**Directions**
Any pictures in the records below should be skipped; write out everything else exactly.

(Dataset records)
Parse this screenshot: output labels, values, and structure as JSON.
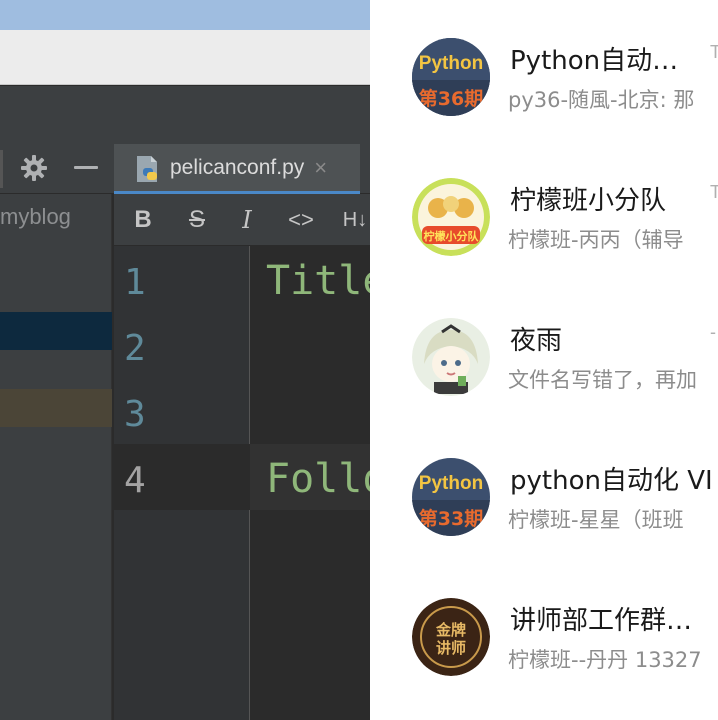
{
  "ide": {
    "tab_label": "pelicanconf.py",
    "tab_close": "×",
    "project_label": "myblog",
    "toolbar": {
      "bold": "B",
      "strike": "S",
      "italic": "I",
      "code": "<>",
      "heading": "H↓"
    },
    "line_numbers": [
      "1",
      "2",
      "3",
      "4"
    ],
    "code_lines": {
      "line1": "Title",
      "line4": "Follo"
    }
  },
  "chats": [
    {
      "title": "Python自动…",
      "subtitle": "py36-随風-北京: 那",
      "time": "T",
      "avatar": {
        "top": "Python",
        "bottom": "第36期",
        "bg": "#3c4f6e"
      }
    },
    {
      "title": "柠檬班小分队",
      "subtitle": "柠檬班-丙丙（辅导",
      "time": "T",
      "avatar": {
        "text": "柠檬小分队",
        "bg": "#c8e05a"
      }
    },
    {
      "title": "夜雨",
      "subtitle": "文件名写错了，再加",
      "time": "-",
      "avatar": {
        "bg": "#e9efe4"
      }
    },
    {
      "title": "python自动化 VI",
      "subtitle": "柠檬班-星星（班班",
      "time": "",
      "avatar": {
        "top": "Python",
        "bottom": "第33期",
        "bg": "#3c4f6e"
      }
    },
    {
      "title": "讲师部工作群…",
      "subtitle": "柠檬班--丹丹 13327",
      "time": "",
      "avatar": {
        "text": "金牌讲师",
        "bg": "#3b2415"
      }
    }
  ],
  "colors": {
    "ide_bg": "#2b2b2b",
    "code_green": "#8fb77a",
    "chat_bg": "#ffffff",
    "accent_tab": "#4a88c7"
  }
}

**Response**
Parse this screenshot: output labels, values, and structure as JSON.
{
  "ide": {
    "tab_label": "pelicanconf.py",
    "tab_close": "×",
    "project_label": "myblog",
    "toolbar": {
      "bold": "B",
      "strike": "S",
      "italic": "I",
      "code": "<>",
      "heading": "H↓"
    },
    "line_numbers": [
      "1",
      "2",
      "3",
      "4"
    ],
    "code_lines": {
      "line1": "Title",
      "line4": "Follo"
    }
  },
  "chats": [
    {
      "title": "Python自动…",
      "subtitle": "py36-随風-北京: 那",
      "time": "T",
      "avatar": {
        "top": "Python",
        "bottom": "第36期",
        "bg": "#3c4f6e"
      }
    },
    {
      "title": "柠檬班小分队",
      "subtitle": "柠檬班-丙丙（辅导",
      "time": "T",
      "avatar": {
        "text": "柠檬小分队",
        "bg": "#c8e05a"
      }
    },
    {
      "title": "夜雨",
      "subtitle": "文件名写错了，再加",
      "time": "-",
      "avatar": {
        "bg": "#e9efe4"
      }
    },
    {
      "title": "python自动化 VI",
      "subtitle": "柠檬班-星星（班班",
      "time": "",
      "avatar": {
        "top": "Python",
        "bottom": "第33期",
        "bg": "#3c4f6e"
      }
    },
    {
      "title": "讲师部工作群…",
      "subtitle": "柠檬班--丹丹 13327",
      "time": "",
      "avatar": {
        "text": "金牌讲师",
        "bg": "#3b2415"
      }
    }
  ],
  "colors": {
    "ide_bg": "#2b2b2b",
    "code_green": "#8fb77a",
    "chat_bg": "#ffffff",
    "accent_tab": "#4a88c7"
  }
}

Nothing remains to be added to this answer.